Short problem> Sort through the data and copy the lines holding the word "text".

[Data entries for graphics]
= = = = =

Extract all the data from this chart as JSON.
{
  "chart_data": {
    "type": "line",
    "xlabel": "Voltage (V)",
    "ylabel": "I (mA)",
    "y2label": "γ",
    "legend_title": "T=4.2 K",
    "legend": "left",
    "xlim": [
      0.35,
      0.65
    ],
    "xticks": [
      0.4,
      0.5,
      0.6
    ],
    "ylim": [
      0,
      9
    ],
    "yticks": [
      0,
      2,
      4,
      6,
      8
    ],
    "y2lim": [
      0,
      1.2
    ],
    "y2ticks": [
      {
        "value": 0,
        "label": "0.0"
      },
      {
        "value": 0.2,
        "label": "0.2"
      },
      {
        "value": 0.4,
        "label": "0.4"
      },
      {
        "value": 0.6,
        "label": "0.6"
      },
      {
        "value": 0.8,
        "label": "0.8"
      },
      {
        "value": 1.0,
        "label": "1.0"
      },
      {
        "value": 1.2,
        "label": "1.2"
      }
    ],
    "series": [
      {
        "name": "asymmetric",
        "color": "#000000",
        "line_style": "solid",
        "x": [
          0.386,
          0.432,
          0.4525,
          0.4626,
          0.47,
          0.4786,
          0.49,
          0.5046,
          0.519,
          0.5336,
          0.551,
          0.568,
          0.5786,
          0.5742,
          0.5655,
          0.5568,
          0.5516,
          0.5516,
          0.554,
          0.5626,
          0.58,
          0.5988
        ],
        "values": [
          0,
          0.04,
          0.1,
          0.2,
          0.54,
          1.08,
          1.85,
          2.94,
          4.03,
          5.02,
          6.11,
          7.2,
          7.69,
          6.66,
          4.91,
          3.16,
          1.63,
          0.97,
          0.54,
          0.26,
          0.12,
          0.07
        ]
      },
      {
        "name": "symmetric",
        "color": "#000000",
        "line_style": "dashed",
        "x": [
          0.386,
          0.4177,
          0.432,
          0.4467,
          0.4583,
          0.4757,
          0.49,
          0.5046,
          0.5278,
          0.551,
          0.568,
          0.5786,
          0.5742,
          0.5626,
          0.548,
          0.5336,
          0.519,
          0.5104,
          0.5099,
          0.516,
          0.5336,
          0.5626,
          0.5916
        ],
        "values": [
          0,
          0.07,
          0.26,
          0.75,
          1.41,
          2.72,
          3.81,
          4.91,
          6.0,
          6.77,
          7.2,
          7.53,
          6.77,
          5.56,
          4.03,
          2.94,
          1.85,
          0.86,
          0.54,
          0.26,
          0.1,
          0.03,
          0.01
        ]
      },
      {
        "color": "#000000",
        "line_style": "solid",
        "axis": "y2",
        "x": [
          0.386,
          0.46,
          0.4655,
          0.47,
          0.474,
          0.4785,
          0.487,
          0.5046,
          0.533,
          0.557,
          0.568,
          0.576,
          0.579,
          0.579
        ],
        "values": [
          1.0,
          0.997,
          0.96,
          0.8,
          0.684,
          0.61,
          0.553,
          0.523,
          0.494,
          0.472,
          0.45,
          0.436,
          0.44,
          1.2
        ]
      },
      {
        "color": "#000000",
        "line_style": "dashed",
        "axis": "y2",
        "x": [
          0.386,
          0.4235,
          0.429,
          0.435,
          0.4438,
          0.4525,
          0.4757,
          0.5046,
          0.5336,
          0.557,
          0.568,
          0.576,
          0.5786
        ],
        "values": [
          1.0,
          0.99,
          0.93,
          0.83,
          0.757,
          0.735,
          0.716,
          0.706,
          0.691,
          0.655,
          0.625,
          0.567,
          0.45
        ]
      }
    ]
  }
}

= = = = =

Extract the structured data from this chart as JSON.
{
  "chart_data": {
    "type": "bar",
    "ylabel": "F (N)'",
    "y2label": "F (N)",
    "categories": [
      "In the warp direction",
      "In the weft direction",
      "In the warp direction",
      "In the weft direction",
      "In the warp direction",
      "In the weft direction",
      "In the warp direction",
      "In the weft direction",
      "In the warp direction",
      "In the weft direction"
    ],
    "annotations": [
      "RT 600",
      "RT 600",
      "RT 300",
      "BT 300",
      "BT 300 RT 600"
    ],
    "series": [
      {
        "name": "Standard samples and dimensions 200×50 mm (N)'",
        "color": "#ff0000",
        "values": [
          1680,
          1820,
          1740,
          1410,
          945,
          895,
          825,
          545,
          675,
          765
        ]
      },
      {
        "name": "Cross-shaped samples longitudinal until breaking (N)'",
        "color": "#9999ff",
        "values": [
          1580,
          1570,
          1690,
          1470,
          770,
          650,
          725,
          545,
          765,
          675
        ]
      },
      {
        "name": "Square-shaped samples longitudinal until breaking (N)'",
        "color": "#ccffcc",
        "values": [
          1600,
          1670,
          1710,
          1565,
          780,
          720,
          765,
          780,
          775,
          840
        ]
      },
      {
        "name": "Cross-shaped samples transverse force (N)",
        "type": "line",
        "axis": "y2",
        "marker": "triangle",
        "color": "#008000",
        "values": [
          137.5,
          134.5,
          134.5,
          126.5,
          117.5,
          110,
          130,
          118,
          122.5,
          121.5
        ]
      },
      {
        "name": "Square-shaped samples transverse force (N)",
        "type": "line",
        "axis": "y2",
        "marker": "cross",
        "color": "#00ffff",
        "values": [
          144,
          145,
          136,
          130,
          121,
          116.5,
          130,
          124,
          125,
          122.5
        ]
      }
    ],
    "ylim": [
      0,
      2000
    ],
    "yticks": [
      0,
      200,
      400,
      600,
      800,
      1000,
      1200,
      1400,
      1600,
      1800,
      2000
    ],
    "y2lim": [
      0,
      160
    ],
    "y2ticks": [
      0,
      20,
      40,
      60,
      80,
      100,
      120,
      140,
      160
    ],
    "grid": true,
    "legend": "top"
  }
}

= = = = =

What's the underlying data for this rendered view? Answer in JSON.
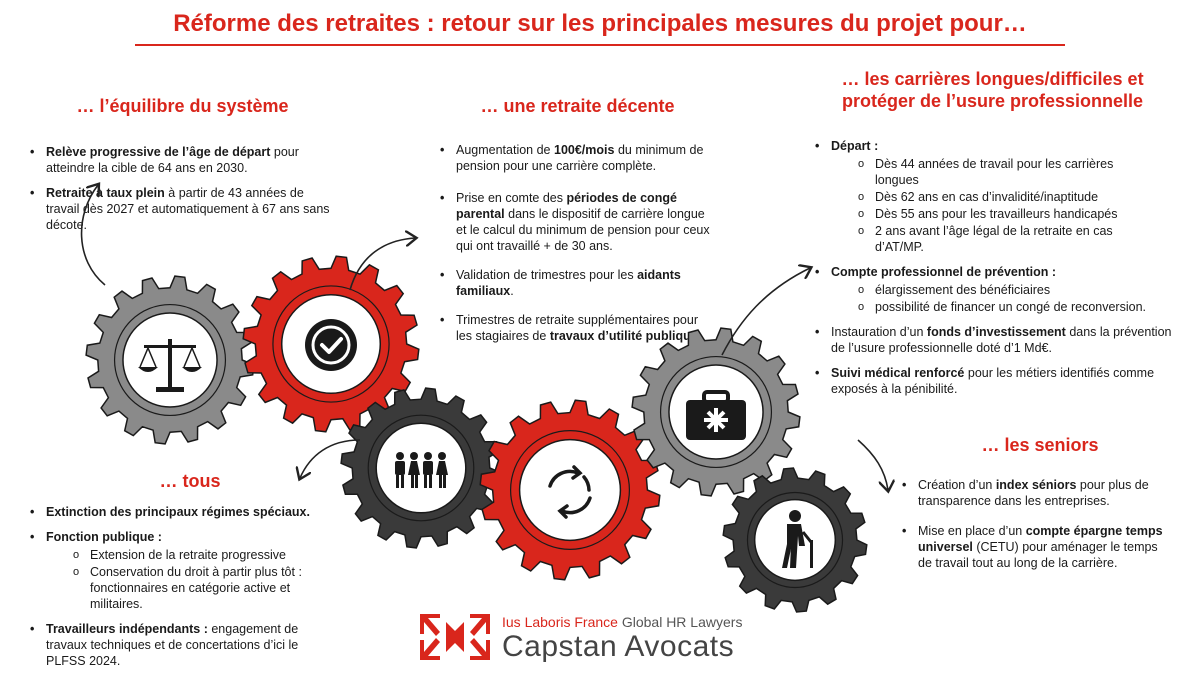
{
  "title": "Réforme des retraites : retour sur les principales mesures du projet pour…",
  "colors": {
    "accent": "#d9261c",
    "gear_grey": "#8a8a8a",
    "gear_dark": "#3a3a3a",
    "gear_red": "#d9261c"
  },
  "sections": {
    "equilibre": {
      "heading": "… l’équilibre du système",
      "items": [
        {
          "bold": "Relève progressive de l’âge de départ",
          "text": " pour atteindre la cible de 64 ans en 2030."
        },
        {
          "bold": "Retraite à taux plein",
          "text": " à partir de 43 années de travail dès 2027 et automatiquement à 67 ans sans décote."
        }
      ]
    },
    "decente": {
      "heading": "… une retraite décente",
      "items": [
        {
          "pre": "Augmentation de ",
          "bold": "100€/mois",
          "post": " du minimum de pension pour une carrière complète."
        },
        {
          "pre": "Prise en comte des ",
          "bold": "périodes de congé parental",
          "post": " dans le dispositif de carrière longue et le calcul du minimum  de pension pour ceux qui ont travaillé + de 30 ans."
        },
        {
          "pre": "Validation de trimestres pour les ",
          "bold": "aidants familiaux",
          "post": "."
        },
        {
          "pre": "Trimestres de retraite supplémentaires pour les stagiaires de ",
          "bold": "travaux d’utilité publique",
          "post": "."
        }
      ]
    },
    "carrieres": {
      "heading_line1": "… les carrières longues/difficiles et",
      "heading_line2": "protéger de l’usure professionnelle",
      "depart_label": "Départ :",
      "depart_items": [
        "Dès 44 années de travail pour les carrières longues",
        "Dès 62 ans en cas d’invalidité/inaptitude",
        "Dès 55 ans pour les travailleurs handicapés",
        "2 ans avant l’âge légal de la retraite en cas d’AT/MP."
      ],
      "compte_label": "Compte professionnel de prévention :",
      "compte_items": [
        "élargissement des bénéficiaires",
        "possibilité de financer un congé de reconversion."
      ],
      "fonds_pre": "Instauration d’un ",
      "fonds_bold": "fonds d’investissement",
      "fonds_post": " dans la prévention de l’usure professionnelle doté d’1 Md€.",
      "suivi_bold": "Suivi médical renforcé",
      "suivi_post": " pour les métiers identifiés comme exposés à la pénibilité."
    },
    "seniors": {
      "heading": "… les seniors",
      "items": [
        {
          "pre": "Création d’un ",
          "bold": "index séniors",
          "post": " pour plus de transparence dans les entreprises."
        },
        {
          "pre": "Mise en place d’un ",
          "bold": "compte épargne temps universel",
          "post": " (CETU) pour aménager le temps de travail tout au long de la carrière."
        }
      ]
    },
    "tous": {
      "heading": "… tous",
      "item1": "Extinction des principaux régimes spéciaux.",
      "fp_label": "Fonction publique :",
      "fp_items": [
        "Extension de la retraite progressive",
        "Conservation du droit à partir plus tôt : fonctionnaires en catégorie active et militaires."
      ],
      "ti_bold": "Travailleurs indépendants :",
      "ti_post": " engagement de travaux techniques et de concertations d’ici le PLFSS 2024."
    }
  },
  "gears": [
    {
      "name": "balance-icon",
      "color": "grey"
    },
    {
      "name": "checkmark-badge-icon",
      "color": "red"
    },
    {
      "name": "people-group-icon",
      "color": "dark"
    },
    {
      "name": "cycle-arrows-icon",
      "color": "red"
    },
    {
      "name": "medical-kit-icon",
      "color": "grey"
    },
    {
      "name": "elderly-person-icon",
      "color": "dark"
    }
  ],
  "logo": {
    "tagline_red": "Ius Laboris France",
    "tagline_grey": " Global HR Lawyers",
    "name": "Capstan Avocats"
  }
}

= = = = =

The completed task>
          "text": " pour atteindre la cible de 64 ans en 2030."
          "text": " à partir de 43 années de travail dès 2027 et automatiquement à 67 ans sans décote."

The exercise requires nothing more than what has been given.